start DATA EXCERPTS
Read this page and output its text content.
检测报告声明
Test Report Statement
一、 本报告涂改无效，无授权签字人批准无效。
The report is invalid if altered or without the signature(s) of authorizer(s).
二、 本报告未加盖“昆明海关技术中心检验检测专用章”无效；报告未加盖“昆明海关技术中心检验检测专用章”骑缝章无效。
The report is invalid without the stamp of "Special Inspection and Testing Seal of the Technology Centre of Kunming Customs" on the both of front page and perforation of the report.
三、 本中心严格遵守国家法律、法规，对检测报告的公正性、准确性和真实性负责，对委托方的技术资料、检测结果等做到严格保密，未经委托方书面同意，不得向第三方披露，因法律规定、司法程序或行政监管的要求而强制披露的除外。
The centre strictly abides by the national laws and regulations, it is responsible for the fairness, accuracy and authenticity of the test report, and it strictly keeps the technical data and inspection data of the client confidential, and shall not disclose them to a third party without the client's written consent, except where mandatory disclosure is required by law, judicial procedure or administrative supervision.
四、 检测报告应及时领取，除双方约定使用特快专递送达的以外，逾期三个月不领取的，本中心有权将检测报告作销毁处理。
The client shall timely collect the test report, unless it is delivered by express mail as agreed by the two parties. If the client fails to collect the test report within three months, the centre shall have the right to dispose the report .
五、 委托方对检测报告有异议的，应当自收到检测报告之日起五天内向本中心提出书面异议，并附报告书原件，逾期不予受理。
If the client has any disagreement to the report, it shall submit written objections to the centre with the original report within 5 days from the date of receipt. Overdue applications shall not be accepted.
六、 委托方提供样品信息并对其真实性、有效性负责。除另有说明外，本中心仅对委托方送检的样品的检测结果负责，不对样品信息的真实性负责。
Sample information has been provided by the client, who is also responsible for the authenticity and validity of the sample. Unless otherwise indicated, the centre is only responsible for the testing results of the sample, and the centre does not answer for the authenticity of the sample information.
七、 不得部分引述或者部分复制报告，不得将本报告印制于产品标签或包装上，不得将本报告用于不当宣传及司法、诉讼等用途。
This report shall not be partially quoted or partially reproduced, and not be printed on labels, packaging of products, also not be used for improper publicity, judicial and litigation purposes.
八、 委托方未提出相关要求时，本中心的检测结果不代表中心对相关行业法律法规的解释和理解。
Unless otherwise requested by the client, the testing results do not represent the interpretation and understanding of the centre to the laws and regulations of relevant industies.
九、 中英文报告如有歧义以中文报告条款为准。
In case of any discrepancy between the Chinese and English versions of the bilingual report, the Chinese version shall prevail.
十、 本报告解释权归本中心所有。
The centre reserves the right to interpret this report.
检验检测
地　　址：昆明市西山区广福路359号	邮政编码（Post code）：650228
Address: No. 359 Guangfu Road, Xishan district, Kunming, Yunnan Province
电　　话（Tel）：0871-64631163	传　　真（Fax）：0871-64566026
end DATA EXCERPTS
[REQUIRED WORK]:
Reproduce the entire listing word for word.

[TASK RESULT]:
Read this page and output its text content.
检测报告声明
Test Report Statement
一、 本报告涂改无效，无授权签字人批准无效。
The report is invalid if altered or without the signature(s) of authorizer(s).
二、 本报告未加盖“昆明海关技术中心检验检测专用章”无效；报告未加盖“昆明海关技术中心检验检测专用章”骑缝章无效。
The report is invalid without the stamp of "Special Inspection and Testing Seal of the Technology Centre of Kunming Customs" on the both of front page and perforation of the report.
三、 本中心严格遵守国家法律、法规，对检测报告的公正性、准确性和真实性负责，对委托方的技术资料、检测结果等做到严格保密，未经委托方书面同意，不得向第三方披露，因法律规定、司法程序或行政监管的要求而强制披露的除外。
The centre strictly abides by the national laws and regulations, it is responsible for the fairness, accuracy and authenticity of the test report, and it strictly keeps the technical data and inspection data of the client confidential, and shall not disclose them to a third party without the client's written consent, except where mandatory disclosure is required by law, judicial procedure or administrative supervision.
四、 检测报告应及时领取，除双方约定使用特快专递送达的以外，逾期三个月不领取的，本中心有权将检测报告作销毁处理。
The client shall timely collect the test report, unless it is delivered by express mail as agreed by the two parties. If the client fails to collect the test report within three months, the centre shall have the right to dispose the report .
五、 委托方对检测报告有异议的，应当自收到检测报告之日起五天内向本中心提出书面异议，并附报告书原件，逾期不予受理。
If the client has any disagreement to the report, it shall submit written objections to the centre with the original report within 5 days from the date of receipt. Overdue applications shall not be accepted.
六、 委托方提供样品信息并对其真实性、有效性负责。除另有说明外，本中心仅对委托方送检的样品的检测结果负责，不对样品信息的真实性负责。
Sample information has been provided by the client, who is also responsible for the authenticity and validity of the sample. Unless otherwise indicated, the centre is only responsible for the testing results of the sample, and the centre does not answer for the authenticity of the sample information.
七、 不得部分引述或者部分复制报告，不得将本报告印制于产品标签或包装上，不得将本报告用于不当宣传及司法、诉讼等用途。
This report shall not be partially quoted or partially reproduced, and not be printed on labels, packaging of products, also not be used for improper publicity, judicial and litigation purposes.
八、 委托方未提出相关要求时，本中心的检测结果不代表中心对相关行业法律法规的解释和理解。
Unless otherwise requested by the client, the testing results do not represent the interpretation and understanding of the centre to the laws and regulations of relevant industies.
九、 中英文报告如有歧义以中文报告条款为准。
In case of any discrepancy between the Chinese and English versions of the bilingual report, the Chinese version shall prevail.
十、 本报告解释权归本中心所有。
The centre reserves the right to interpret this report.
检验检测
地　　址：昆明市西山区广福路359号	邮政编码（Post code）：650228
Address: No. 359 Guangfu Road, Xishan district, Kunming, Yunnan Province
电　　话（Tel）：0871-64631163	传　　真（Fax）：0871-64566026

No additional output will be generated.